# What you are asked to do:
Output every entry exactly as written.

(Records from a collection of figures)
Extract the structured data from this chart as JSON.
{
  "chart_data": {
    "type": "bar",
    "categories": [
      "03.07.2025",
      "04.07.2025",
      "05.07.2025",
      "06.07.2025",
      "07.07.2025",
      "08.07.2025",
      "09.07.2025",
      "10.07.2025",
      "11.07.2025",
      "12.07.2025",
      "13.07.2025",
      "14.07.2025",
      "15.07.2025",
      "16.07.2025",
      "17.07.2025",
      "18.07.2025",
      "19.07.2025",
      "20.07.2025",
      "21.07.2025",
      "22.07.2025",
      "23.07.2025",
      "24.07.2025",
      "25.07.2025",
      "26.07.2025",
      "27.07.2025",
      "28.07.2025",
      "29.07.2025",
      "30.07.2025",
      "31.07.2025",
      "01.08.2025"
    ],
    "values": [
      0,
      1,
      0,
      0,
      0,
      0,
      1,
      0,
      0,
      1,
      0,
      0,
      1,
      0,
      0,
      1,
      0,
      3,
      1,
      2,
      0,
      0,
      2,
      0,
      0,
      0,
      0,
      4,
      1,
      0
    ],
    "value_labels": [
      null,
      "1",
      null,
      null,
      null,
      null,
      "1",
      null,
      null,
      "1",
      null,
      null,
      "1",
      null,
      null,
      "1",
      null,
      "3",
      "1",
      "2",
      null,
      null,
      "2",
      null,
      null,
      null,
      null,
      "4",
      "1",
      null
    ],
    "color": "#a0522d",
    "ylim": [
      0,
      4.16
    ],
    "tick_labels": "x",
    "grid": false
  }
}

# Output for this exercise:
Extract the structured data from this chart as JSON.
{
  "chart_data": {
    "type": "bar",
    "categories": [
      "03.07.2025",
      "04.07.2025",
      "05.07.2025",
      "06.07.2025",
      "07.07.2025",
      "08.07.2025",
      "09.07.2025",
      "10.07.2025",
      "11.07.2025",
      "12.07.2025",
      "13.07.2025",
      "14.07.2025",
      "15.07.2025",
      "16.07.2025",
      "17.07.2025",
      "18.07.2025",
      "19.07.2025",
      "20.07.2025",
      "21.07.2025",
      "22.07.2025",
      "23.07.2025",
      "24.07.2025",
      "25.07.2025",
      "26.07.2025",
      "27.07.2025",
      "28.07.2025",
      "29.07.2025",
      "30.07.2025",
      "31.07.2025",
      "01.08.2025"
    ],
    "values": [
      0,
      1,
      0,
      0,
      0,
      0,
      1,
      0,
      0,
      1,
      0,
      0,
      1,
      0,
      0,
      1,
      0,
      3,
      1,
      2,
      0,
      0,
      2,
      0,
      0,
      0,
      0,
      4,
      1,
      0
    ],
    "value_labels": [
      null,
      "1",
      null,
      null,
      null,
      null,
      "1",
      null,
      null,
      "1",
      null,
      null,
      "1",
      null,
      null,
      "1",
      null,
      "3",
      "1",
      "2",
      null,
      null,
      "2",
      null,
      null,
      null,
      null,
      "4",
      "1",
      null
    ],
    "color": "#a0522d",
    "ylim": [
      0,
      4.16
    ],
    "tick_labels": "x",
    "grid": false
  }
}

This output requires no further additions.